▶ [Check your understanding]
1. Repeat the passage from the Sebastiano Longo page that begins at the words "- 2018–2021: Parma" and stops after "Casertana / 13 / (1)".
2. Extend the Sebastiano Longo page with the section that would come next.

▶ [Page extract]

Sebastiano Longo

Personal information
- Date of birth: 5 January 1998 (age 27)
- Place of birth: Barcellona Pozzo di Gotto, Italy
- Height: 1.78 m (5 ft 10 in)
- Position(s): Forward

Team information
- Current team: Virtus Francavilla

Youth career
- 0000–2017: Messina
- 2017–2018: Parma

Senior career*
- Years: Team / Apps / (Gls)
- 2016–2017: Messina / 2 / (0)
- 2016–2017: → Igea Virtus (loan) / 31 / (8)
- 2018–2021: Parma / 0 / (0)
- 2018–2019: → Paganese (loan) / 6 / (0)
- 2019–2020: → Potenza (loan) / 30 / (5)
- 2020–2021: → Fano (loan) / 5 / (0)
- 2021: Casertana / 13 / (1)
- 2021–2022: RG Ticino / 31 / (6)
- 2022–2023: Castrovillari / 28 / (3)
- 2023–2024: Igea Virtus / 31 / (16)
- 2024–2025: Siracusa / 28 / (4)
- 2025–: Virtus Francavilla / 0 / (0)

= Sebastiano Longo =

Italian footballer

Sebastiano Longo (born 5 January 1998) is an Italian football player who plays for Serie D club Virtus Francavilla.

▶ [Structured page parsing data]
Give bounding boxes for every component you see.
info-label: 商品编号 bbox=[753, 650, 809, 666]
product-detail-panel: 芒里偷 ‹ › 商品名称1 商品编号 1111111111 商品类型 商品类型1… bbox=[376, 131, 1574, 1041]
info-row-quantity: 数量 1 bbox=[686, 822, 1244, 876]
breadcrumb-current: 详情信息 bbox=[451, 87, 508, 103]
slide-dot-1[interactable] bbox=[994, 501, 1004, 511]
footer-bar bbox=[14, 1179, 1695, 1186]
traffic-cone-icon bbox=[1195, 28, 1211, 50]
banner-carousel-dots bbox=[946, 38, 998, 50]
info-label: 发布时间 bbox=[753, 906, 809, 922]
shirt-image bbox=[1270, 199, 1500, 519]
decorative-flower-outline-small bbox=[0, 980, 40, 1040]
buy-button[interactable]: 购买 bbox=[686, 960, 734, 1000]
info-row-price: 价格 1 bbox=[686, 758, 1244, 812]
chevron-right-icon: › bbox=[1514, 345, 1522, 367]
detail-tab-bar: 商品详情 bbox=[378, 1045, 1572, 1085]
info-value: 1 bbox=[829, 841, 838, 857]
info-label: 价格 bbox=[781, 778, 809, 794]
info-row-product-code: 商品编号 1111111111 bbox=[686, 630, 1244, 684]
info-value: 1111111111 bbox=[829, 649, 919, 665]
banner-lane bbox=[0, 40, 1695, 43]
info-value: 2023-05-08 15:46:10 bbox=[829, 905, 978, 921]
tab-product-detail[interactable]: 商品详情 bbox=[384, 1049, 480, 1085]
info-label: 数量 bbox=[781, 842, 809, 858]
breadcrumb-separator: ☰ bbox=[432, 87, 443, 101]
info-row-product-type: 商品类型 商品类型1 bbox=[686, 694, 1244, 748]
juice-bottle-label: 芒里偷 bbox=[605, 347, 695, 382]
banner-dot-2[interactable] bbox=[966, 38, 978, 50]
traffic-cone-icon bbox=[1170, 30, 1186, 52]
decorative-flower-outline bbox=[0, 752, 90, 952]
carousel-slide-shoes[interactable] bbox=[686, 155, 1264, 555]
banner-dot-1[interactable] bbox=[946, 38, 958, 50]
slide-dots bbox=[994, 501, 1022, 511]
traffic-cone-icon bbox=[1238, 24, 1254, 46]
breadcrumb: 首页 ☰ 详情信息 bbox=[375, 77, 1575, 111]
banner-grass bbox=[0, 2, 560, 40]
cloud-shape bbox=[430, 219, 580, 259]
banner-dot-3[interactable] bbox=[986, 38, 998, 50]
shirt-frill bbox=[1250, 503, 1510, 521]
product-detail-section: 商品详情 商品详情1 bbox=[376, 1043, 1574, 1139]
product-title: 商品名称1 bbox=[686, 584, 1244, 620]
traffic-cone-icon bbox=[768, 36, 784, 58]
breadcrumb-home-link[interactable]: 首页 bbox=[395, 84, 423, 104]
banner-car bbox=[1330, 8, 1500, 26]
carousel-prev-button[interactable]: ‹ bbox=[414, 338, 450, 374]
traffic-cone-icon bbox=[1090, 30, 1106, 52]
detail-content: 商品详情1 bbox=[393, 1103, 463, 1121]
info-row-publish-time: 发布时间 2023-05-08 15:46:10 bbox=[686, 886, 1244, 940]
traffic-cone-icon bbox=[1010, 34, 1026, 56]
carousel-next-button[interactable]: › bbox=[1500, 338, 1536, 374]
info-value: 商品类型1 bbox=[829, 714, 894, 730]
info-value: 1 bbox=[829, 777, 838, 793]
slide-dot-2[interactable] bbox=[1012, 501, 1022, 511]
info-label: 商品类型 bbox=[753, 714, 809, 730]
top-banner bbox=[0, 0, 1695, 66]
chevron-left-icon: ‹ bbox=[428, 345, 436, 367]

▶ [Response list]
1.
- 2018–2021: Parma / 0 / (0)
- 2018–2019: → Paganese (loan) / 6 / (0)
- 2019–2020: → Potenza (loan) / 30 / (5)
- 2020–2021: → Fano (loan) / 5 / (0)
- 2021: Casertana / 13 / (1)

2.
==Club career==
He made his Serie C debut for Messina on 30 April 2016 in a game against Casertana.

He spent the 2016–17 season on loan at Serie D club Igea Virtus, where he scored 8 goals in 31 games.

On 28 July 2017 he signed with Parma and was assigned to their Under-19 squad.

He joined Paganese on a season-long loan on 31 August 2018. On 20 January 2019, he moved on loan to Potenza. On 14 July 2019, he re-joined Potenza on another loan with an option to buy.

On 30 September 2020, he was loaned to Fano.

On 28 January 2021 he moved on a permanent basis to Casertana.

On 11 October 2021, he moved to RG Ticino in Serie D.